- PROBLEM: Give, as a bare number, the count of lines that contain the word "inertia".
--- Begin ---
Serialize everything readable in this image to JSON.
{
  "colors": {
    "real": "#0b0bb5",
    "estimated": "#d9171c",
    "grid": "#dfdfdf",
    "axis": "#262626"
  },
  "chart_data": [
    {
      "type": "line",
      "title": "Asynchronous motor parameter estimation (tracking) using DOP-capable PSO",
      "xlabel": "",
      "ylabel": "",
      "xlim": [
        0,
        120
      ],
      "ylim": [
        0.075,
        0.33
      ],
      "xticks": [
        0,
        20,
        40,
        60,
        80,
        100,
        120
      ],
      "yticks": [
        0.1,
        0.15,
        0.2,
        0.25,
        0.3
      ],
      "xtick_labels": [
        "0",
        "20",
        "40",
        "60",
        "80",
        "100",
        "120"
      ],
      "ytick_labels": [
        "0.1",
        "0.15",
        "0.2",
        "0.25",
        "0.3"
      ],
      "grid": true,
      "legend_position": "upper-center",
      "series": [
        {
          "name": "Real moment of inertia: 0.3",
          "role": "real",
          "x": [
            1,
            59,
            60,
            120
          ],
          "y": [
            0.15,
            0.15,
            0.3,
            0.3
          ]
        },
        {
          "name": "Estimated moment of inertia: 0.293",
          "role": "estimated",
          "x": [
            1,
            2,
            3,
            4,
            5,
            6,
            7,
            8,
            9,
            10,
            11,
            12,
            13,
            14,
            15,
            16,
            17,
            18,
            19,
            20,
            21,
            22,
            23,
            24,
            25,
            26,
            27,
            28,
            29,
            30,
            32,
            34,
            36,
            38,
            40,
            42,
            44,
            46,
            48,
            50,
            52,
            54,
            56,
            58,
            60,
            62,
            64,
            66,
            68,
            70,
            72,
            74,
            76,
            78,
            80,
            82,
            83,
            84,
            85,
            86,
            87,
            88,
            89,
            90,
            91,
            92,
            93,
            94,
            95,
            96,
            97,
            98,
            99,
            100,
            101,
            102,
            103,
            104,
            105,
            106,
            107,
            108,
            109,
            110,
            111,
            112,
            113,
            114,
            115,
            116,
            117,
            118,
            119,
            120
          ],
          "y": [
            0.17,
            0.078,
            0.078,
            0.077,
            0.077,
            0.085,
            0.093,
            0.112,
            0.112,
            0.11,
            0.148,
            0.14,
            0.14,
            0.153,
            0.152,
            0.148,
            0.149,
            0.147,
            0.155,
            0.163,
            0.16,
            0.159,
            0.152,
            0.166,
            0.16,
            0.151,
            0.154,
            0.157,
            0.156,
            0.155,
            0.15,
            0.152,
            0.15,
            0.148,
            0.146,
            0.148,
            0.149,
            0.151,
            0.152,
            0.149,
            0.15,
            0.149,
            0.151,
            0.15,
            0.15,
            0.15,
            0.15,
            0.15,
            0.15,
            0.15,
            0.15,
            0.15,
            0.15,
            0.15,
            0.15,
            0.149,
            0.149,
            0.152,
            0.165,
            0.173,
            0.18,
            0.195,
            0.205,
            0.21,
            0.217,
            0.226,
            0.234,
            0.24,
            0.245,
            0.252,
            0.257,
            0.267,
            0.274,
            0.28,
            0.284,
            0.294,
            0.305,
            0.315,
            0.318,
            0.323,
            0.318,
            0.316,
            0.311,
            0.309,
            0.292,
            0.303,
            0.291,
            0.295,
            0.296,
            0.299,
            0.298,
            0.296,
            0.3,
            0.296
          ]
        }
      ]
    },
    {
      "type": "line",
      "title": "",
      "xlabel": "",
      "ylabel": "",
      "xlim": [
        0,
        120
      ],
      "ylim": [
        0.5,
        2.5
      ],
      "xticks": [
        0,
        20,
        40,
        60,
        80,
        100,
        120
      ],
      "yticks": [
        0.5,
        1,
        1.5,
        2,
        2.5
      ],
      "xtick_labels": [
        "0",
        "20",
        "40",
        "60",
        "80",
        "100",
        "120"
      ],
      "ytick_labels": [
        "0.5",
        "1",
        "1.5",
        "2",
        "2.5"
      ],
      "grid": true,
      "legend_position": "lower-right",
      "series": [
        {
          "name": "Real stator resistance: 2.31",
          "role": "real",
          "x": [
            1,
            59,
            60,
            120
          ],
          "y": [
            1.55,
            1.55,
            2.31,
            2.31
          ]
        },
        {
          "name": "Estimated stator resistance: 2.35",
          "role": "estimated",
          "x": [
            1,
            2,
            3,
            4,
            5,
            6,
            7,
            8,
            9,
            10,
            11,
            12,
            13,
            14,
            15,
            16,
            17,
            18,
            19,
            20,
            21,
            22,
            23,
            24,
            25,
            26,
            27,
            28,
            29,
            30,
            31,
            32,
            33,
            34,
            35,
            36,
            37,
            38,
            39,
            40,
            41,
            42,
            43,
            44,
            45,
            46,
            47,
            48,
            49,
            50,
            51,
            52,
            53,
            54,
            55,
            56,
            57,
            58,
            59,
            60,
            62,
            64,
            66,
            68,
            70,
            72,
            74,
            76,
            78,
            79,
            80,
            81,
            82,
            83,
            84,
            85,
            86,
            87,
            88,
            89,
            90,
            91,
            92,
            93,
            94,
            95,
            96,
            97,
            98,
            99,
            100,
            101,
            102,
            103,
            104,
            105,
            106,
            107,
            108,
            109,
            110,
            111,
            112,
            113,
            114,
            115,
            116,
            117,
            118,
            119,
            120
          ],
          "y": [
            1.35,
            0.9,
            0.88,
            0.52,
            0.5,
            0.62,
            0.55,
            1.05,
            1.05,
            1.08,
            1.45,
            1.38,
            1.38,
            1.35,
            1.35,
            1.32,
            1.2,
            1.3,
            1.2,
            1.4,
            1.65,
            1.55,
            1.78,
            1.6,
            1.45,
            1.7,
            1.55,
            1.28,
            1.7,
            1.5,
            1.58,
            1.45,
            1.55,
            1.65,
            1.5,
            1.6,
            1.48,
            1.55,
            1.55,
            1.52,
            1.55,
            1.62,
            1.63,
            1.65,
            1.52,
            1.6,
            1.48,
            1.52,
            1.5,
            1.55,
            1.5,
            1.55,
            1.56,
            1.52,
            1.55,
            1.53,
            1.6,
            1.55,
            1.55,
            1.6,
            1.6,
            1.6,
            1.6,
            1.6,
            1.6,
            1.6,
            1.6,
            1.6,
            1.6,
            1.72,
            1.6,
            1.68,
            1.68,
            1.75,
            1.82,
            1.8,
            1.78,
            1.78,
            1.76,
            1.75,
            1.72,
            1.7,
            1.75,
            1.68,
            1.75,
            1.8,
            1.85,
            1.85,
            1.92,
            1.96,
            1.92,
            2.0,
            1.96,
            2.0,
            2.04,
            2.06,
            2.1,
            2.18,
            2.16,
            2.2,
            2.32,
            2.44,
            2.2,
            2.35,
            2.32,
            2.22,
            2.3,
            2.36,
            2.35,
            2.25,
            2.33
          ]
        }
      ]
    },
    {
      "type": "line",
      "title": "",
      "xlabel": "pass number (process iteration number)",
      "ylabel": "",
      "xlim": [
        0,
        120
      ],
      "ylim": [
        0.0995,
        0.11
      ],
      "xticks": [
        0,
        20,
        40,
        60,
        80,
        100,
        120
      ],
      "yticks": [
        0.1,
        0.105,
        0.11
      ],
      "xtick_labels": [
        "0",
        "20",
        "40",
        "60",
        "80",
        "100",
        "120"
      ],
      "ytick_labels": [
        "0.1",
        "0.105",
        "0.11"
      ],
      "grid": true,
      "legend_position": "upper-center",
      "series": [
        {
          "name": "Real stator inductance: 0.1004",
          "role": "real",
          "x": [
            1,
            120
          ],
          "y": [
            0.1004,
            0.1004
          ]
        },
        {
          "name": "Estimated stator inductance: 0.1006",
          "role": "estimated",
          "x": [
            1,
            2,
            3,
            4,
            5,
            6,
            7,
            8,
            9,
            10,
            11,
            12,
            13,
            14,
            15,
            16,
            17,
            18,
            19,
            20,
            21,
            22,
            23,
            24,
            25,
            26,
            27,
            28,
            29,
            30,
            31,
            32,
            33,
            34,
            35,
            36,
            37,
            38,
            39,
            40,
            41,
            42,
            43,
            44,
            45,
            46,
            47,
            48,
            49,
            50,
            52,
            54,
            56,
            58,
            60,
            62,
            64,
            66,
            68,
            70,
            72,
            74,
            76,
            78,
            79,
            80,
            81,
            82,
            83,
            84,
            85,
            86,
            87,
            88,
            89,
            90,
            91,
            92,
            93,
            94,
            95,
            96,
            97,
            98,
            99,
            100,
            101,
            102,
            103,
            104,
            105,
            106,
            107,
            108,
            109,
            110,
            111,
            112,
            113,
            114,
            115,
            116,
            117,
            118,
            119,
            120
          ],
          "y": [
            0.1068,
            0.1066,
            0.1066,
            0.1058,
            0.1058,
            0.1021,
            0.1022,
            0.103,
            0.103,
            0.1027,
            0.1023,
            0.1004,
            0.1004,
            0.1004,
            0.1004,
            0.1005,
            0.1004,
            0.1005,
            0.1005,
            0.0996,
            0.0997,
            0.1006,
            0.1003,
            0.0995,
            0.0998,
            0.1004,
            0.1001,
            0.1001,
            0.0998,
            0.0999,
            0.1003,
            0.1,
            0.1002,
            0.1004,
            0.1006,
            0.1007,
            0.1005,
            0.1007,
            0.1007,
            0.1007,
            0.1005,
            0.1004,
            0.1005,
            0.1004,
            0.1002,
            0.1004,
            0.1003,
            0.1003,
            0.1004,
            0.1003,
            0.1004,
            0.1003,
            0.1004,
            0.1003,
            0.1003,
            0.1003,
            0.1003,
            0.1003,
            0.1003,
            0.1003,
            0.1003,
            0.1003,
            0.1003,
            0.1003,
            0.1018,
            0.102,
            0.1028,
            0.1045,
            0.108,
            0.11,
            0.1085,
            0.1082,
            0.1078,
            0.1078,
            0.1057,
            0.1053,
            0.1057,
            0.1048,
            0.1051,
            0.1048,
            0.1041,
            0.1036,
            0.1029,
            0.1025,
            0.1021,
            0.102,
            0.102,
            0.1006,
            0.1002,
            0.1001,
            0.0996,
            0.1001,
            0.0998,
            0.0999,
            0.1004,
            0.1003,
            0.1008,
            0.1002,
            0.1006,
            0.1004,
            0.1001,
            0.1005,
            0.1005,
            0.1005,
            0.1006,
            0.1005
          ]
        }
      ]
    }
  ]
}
--- End ---
- FULL ANSWER: 2